* _What you have to do_
The full set of entries should be repeated without a single change.
((
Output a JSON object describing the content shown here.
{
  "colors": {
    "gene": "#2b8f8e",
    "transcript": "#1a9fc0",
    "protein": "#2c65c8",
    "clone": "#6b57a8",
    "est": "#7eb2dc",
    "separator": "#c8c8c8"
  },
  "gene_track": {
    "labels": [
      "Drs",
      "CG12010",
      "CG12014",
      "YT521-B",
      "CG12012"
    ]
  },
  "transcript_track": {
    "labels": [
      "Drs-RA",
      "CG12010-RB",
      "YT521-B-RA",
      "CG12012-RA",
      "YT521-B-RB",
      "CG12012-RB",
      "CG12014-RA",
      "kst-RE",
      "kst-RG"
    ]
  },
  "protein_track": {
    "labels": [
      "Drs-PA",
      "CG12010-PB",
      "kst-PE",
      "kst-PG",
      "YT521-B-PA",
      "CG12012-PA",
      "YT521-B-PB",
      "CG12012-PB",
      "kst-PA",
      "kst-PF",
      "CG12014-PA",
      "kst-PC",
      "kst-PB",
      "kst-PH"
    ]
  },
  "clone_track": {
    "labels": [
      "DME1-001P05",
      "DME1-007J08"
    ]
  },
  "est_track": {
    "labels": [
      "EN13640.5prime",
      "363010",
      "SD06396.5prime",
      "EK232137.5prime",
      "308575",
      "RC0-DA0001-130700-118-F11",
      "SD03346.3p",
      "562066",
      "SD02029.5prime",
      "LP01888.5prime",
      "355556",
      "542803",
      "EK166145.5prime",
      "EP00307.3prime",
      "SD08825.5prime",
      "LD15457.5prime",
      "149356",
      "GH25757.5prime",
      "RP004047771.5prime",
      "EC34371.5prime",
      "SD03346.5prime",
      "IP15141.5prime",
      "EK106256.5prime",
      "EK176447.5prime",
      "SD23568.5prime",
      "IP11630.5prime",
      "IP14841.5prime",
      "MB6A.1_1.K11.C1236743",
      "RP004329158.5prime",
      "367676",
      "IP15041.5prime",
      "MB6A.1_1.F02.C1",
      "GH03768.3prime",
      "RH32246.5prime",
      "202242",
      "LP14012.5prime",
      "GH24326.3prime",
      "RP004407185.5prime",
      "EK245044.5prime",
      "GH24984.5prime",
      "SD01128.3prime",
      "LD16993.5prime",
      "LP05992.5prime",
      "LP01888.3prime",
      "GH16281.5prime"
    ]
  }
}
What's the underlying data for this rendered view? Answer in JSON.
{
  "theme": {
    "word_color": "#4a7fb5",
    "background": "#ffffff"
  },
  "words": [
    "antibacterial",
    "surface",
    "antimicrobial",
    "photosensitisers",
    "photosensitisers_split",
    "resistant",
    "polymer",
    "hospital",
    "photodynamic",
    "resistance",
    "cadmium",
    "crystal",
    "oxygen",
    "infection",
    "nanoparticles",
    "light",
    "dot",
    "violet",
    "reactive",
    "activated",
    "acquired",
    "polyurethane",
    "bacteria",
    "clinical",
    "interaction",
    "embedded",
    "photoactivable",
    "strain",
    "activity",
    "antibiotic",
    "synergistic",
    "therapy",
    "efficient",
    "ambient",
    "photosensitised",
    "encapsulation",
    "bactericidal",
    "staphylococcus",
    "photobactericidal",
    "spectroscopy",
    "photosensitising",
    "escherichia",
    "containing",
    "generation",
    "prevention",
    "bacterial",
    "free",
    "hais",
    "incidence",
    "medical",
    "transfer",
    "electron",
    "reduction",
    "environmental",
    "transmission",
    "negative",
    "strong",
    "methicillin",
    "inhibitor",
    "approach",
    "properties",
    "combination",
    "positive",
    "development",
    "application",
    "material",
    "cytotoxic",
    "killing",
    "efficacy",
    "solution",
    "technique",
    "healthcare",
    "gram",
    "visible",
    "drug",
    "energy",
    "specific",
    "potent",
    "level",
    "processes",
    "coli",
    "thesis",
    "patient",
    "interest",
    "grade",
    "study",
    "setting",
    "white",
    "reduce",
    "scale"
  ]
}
))
* _Solution for this exercise_
Output a JSON object describing the content shown here.
{
  "colors": {
    "gene": "#2b8f8e",
    "transcript": "#1a9fc0",
    "protein": "#2c65c8",
    "clone": "#6b57a8",
    "est": "#7eb2dc",
    "separator": "#c8c8c8"
  },
  "gene_track": {
    "labels": [
      "Drs",
      "CG12010",
      "CG12014",
      "YT521-B",
      "CG12012"
    ]
  },
  "transcript_track": {
    "labels": [
      "Drs-RA",
      "CG12010-RB",
      "YT521-B-RA",
      "CG12012-RA",
      "YT521-B-RB",
      "CG12012-RB",
      "CG12014-RA",
      "kst-RE",
      "kst-RG"
    ]
  },
  "protein_track": {
    "labels": [
      "Drs-PA",
      "CG12010-PB",
      "kst-PE",
      "kst-PG",
      "YT521-B-PA",
      "CG12012-PA",
      "YT521-B-PB",
      "CG12012-PB",
      "kst-PA",
      "kst-PF",
      "CG12014-PA",
      "kst-PC",
      "kst-PB",
      "kst-PH"
    ]
  },
  "clone_track": {
    "labels": [
      "DME1-001P05",
      "DME1-007J08"
    ]
  },
  "est_track": {
    "labels": [
      "EN13640.5prime",
      "363010",
      "SD06396.5prime",
      "EK232137.5prime",
      "308575",
      "RC0-DA0001-130700-118-F11",
      "SD03346.3p",
      "562066",
      "SD02029.5prime",
      "LP01888.5prime",
      "355556",
      "542803",
      "EK166145.5prime",
      "EP00307.3prime",
      "SD08825.5prime",
      "LD15457.5prime",
      "149356",
      "GH25757.5prime",
      "RP004047771.5prime",
      "EC34371.5prime",
      "SD03346.5prime",
      "IP15141.5prime",
      "EK106256.5prime",
      "EK176447.5prime",
      "SD23568.5prime",
      "IP11630.5prime",
      "IP14841.5prime",
      "MB6A.1_1.K11.C1236743",
      "RP004329158.5prime",
      "367676",
      "IP15041.5prime",
      "MB6A.1_1.F02.C1",
      "GH03768.3prime",
      "RH32246.5prime",
      "202242",
      "LP14012.5prime",
      "GH24326.3prime",
      "RP004407185.5prime",
      "EK245044.5prime",
      "GH24984.5prime",
      "SD01128.3prime",
      "LD16993.5prime",
      "LP05992.5prime",
      "LP01888.3prime",
      "GH16281.5prime"
    ]
  }
}
What's the underlying data for this rendered view? Answer in JSON.
{
  "theme": {
    "word_color": "#4a7fb5",
    "background": "#ffffff"
  },
  "words": [
    "antibacterial",
    "surface",
    "antimicrobial",
    "photosensitisers",
    "photosensitisers_split",
    "resistant",
    "polymer",
    "hospital",
    "photodynamic",
    "resistance",
    "cadmium",
    "crystal",
    "oxygen",
    "infection",
    "nanoparticles",
    "light",
    "dot",
    "violet",
    "reactive",
    "activated",
    "acquired",
    "polyurethane",
    "bacteria",
    "clinical",
    "interaction",
    "embedded",
    "photoactivable",
    "strain",
    "activity",
    "antibiotic",
    "synergistic",
    "therapy",
    "efficient",
    "ambient",
    "photosensitised",
    "encapsulation",
    "bactericidal",
    "staphylococcus",
    "photobactericidal",
    "spectroscopy",
    "photosensitising",
    "escherichia",
    "containing",
    "generation",
    "prevention",
    "bacterial",
    "free",
    "hais",
    "incidence",
    "medical",
    "transfer",
    "electron",
    "reduction",
    "environmental",
    "transmission",
    "negative",
    "strong",
    "methicillin",
    "inhibitor",
    "approach",
    "properties",
    "combination",
    "positive",
    "development",
    "application",
    "material",
    "cytotoxic",
    "killing",
    "efficacy",
    "solution",
    "technique",
    "healthcare",
    "gram",
    "visible",
    "drug",
    "energy",
    "specific",
    "potent",
    "level",
    "processes",
    "coli",
    "thesis",
    "patient",
    "interest",
    "grade",
    "study",
    "setting",
    "white",
    "reduce",
    "scale"
  ]
}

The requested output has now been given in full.